### Information provided
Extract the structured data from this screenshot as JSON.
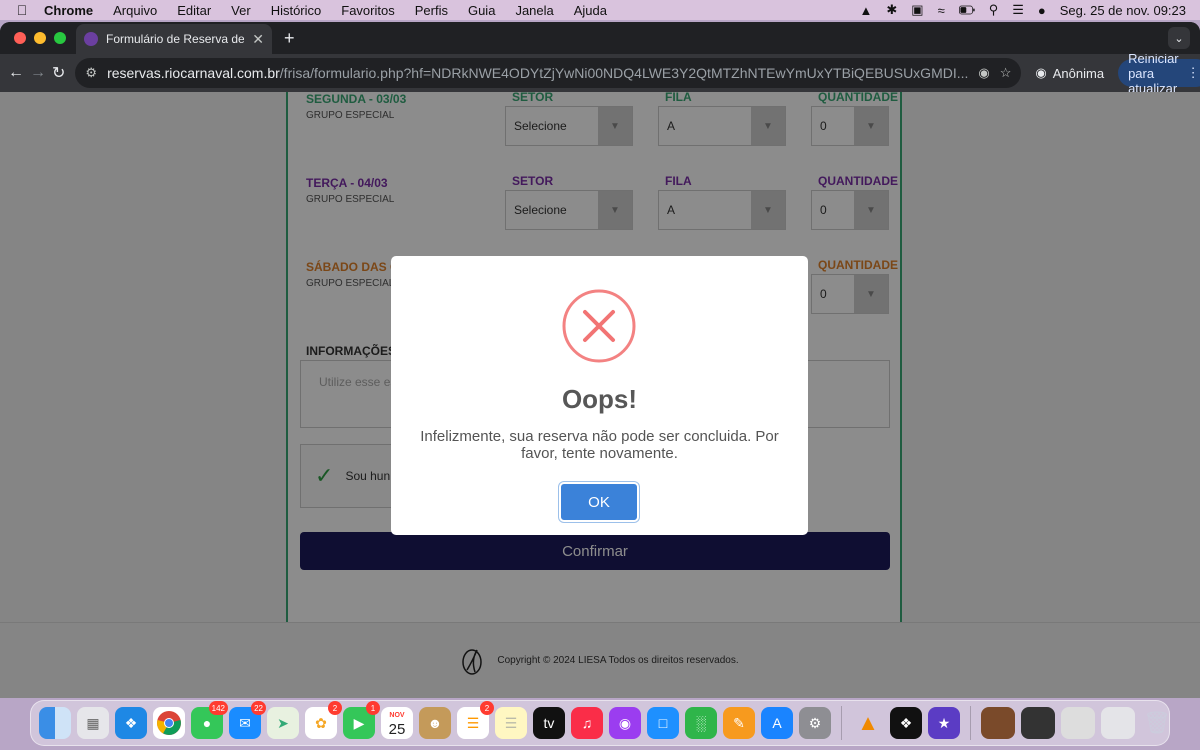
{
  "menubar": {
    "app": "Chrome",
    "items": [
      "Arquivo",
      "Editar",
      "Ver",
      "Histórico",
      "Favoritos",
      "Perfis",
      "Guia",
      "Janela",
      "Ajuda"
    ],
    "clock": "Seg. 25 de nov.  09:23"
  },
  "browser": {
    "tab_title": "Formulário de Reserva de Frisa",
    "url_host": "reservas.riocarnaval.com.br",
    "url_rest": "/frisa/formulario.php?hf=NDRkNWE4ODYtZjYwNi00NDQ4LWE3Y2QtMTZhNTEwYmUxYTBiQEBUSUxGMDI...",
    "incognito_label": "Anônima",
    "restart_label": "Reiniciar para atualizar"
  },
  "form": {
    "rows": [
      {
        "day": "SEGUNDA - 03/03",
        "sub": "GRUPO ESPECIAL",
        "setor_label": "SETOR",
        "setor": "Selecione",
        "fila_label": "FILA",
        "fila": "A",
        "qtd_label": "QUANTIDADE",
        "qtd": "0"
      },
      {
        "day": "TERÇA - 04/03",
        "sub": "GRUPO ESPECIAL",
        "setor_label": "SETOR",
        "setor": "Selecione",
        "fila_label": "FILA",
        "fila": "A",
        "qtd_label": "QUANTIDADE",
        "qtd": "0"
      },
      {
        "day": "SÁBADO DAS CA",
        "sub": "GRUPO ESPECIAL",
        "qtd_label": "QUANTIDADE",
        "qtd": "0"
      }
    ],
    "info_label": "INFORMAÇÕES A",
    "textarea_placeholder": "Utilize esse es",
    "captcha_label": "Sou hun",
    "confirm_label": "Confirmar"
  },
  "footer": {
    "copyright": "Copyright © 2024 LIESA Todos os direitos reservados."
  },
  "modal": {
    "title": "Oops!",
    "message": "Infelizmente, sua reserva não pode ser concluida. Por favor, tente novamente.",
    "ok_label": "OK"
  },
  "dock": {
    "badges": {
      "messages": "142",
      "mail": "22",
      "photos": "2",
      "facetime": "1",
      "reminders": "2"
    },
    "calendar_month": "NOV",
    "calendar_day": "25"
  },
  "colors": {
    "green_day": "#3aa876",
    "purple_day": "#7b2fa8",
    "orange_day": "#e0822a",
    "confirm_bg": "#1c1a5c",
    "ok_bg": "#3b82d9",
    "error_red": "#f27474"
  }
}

--

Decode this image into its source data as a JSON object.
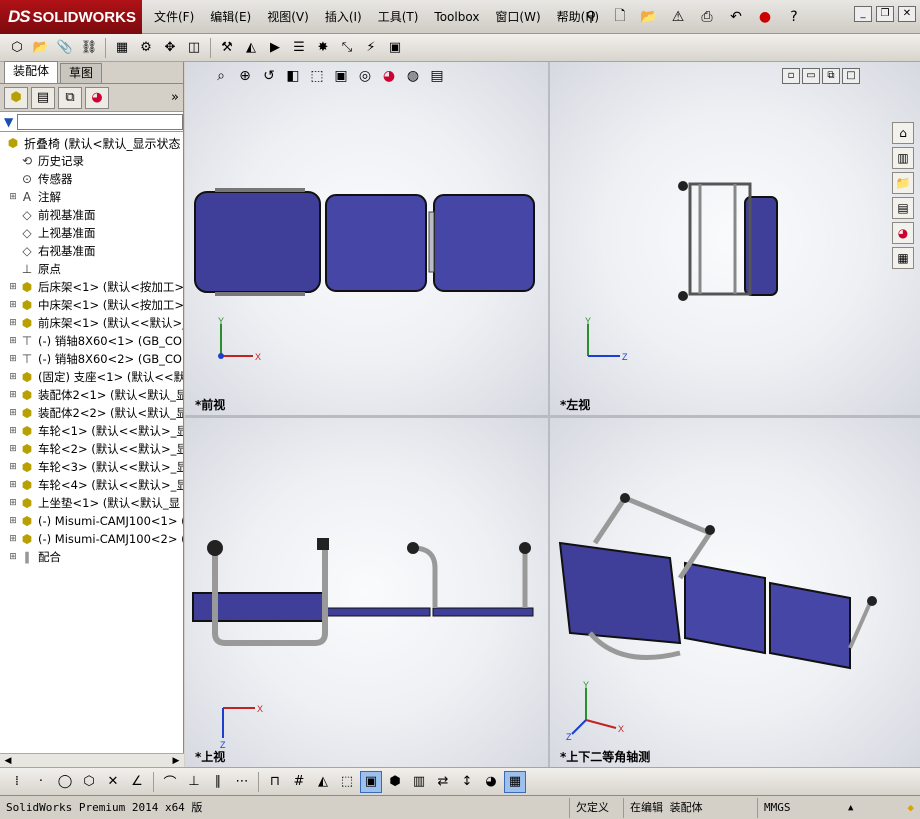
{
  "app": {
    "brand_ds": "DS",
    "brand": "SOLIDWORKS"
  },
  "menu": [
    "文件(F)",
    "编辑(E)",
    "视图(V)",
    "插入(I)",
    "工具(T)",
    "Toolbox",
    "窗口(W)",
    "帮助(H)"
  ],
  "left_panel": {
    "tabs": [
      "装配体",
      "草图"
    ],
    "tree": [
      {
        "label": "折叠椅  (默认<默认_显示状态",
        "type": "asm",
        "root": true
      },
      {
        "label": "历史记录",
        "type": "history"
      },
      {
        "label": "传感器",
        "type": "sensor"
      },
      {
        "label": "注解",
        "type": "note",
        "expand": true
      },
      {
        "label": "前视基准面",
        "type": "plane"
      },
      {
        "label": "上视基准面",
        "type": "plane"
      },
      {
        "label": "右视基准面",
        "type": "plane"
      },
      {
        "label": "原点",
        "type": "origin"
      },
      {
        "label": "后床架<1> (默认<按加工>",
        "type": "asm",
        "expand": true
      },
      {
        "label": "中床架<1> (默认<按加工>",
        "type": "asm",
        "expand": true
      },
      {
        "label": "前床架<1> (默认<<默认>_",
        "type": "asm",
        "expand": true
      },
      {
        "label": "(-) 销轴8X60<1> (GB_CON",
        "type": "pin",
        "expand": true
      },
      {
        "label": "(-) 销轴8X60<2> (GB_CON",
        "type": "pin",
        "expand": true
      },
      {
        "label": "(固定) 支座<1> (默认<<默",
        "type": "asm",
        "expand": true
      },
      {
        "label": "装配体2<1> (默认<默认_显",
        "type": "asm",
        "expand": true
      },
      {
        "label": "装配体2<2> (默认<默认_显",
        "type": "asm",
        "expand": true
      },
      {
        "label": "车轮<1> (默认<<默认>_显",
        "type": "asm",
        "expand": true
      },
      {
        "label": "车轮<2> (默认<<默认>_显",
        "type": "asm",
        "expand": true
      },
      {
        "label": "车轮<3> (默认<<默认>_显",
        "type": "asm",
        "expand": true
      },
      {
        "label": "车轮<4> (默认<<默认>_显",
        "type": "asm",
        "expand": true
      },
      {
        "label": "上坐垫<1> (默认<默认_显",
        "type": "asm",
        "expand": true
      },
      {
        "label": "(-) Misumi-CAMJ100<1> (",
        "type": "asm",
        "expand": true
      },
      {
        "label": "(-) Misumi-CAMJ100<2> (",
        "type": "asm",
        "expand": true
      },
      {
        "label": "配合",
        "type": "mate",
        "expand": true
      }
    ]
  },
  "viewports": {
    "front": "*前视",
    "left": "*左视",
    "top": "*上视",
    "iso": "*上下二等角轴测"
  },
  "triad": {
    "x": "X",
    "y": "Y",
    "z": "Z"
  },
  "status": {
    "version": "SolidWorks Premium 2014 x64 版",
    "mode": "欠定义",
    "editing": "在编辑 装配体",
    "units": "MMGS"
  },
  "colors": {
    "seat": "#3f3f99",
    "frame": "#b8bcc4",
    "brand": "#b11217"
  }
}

### Exercise requirements
Using the listing, collect all lines in which the string "this" is found.

### Solution
Extract the structured data from this screenshot as JSON.
Decode this image into its source data as a JSON object.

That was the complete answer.